[Data listing]
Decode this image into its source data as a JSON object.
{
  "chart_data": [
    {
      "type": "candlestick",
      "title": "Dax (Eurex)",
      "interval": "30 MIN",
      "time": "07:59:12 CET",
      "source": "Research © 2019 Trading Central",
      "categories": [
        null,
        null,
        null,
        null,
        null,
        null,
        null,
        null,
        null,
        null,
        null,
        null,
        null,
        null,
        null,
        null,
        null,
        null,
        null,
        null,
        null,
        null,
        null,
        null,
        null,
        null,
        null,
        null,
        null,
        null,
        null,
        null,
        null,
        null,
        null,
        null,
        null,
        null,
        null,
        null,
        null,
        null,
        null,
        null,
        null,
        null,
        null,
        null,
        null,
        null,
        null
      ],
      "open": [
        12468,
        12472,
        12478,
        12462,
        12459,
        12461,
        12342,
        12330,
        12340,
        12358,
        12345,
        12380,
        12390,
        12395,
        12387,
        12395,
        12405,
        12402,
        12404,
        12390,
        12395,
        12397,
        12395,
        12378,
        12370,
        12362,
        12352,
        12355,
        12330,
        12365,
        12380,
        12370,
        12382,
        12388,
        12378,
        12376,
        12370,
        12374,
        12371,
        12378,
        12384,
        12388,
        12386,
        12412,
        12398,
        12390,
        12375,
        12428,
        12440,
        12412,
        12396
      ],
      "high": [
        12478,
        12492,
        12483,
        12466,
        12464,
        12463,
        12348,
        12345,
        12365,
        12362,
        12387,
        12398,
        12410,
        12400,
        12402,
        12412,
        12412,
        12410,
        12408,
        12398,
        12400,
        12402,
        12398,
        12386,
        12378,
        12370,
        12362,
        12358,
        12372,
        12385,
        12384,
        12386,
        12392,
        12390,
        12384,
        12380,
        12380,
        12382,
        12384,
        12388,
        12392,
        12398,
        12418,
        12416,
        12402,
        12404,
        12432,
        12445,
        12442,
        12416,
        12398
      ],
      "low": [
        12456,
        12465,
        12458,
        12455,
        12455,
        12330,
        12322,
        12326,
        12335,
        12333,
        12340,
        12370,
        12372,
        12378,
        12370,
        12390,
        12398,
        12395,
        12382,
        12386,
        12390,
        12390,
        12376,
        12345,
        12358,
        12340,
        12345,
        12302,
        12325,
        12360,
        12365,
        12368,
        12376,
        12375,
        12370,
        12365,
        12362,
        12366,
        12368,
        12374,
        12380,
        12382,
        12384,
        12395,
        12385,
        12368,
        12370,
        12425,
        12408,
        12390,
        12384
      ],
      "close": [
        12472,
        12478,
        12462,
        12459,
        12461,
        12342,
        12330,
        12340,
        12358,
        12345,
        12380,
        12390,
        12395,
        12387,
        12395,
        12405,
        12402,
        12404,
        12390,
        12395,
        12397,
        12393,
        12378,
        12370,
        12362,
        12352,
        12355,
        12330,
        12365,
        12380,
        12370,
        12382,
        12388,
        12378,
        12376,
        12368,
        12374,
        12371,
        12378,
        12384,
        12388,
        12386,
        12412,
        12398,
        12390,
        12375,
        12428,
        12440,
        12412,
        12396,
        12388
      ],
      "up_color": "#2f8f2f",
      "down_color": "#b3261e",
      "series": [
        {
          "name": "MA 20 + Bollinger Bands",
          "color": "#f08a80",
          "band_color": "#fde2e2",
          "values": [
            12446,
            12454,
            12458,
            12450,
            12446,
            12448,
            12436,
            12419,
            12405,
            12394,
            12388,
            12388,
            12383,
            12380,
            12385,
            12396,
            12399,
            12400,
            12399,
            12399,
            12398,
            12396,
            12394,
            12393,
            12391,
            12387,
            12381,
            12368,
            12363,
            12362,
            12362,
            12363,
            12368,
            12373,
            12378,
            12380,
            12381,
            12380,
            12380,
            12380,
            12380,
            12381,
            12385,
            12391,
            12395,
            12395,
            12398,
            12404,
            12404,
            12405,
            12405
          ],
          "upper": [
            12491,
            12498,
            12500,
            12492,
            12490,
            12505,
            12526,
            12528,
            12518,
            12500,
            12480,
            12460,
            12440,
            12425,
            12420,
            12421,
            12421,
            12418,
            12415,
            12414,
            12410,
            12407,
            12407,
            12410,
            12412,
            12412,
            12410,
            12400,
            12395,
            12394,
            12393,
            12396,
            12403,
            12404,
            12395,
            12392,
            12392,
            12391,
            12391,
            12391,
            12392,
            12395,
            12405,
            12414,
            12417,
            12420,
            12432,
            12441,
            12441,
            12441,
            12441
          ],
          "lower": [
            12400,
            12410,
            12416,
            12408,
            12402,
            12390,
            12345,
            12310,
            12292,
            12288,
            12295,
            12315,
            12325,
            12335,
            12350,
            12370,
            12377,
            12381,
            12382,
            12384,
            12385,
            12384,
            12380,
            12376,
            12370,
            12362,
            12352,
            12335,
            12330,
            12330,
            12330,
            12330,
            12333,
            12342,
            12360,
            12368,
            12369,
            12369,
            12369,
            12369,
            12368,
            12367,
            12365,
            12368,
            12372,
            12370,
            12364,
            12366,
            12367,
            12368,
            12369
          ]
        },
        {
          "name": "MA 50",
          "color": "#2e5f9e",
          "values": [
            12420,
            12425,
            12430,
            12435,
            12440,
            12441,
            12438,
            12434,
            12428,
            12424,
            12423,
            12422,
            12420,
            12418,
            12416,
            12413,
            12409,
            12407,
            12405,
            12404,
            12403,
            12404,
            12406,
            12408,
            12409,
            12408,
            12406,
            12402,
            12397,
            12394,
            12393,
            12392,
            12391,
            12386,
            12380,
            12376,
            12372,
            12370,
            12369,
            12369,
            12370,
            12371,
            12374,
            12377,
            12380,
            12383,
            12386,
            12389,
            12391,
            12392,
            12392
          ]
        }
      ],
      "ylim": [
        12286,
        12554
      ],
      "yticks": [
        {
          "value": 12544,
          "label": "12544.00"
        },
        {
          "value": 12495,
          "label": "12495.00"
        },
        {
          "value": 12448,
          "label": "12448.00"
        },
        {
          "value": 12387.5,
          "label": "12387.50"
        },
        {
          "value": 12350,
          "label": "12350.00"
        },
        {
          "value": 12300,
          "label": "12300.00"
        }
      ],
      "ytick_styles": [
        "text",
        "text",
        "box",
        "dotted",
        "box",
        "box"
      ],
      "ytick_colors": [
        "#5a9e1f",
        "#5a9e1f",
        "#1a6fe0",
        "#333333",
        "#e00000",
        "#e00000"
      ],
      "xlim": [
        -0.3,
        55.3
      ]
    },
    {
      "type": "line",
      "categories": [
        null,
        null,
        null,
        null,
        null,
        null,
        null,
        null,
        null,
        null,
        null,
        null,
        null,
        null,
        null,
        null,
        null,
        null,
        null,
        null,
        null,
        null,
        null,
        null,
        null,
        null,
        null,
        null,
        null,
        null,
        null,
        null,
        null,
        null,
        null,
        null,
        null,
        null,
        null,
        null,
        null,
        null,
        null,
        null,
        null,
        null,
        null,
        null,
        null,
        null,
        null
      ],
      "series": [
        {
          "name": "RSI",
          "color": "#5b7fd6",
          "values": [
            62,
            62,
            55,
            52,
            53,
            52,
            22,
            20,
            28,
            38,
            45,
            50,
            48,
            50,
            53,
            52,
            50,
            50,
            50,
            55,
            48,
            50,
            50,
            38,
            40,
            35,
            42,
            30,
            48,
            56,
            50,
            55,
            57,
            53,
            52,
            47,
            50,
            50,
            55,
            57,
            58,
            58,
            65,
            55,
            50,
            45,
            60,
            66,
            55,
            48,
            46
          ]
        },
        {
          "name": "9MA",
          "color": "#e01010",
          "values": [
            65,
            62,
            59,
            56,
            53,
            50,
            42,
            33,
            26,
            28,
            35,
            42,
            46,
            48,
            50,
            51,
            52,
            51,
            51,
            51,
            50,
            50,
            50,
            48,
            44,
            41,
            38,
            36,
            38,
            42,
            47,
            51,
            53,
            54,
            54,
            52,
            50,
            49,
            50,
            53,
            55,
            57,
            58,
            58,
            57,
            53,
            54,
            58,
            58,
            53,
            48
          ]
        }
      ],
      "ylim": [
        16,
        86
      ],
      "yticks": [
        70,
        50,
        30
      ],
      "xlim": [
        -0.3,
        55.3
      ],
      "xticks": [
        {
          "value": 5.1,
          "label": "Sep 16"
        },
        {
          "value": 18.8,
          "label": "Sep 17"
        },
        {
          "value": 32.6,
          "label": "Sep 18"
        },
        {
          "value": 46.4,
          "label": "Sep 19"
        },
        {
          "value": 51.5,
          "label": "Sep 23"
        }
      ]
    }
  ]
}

*Task requirements*.
Copy out every line that includes the word "label".

*Output of the task*.
          "label": "12544.00"
          "label": "12495.00"
          "label": "12448.00"
          "label": "12387.50"
          "label": "12350.00"
          "label": "12300.00"
          "label": "Sep 16"
          "label": "Sep 17"
          "label": "Sep 18"
          "label": "Sep 19"
          "label": "Sep 23"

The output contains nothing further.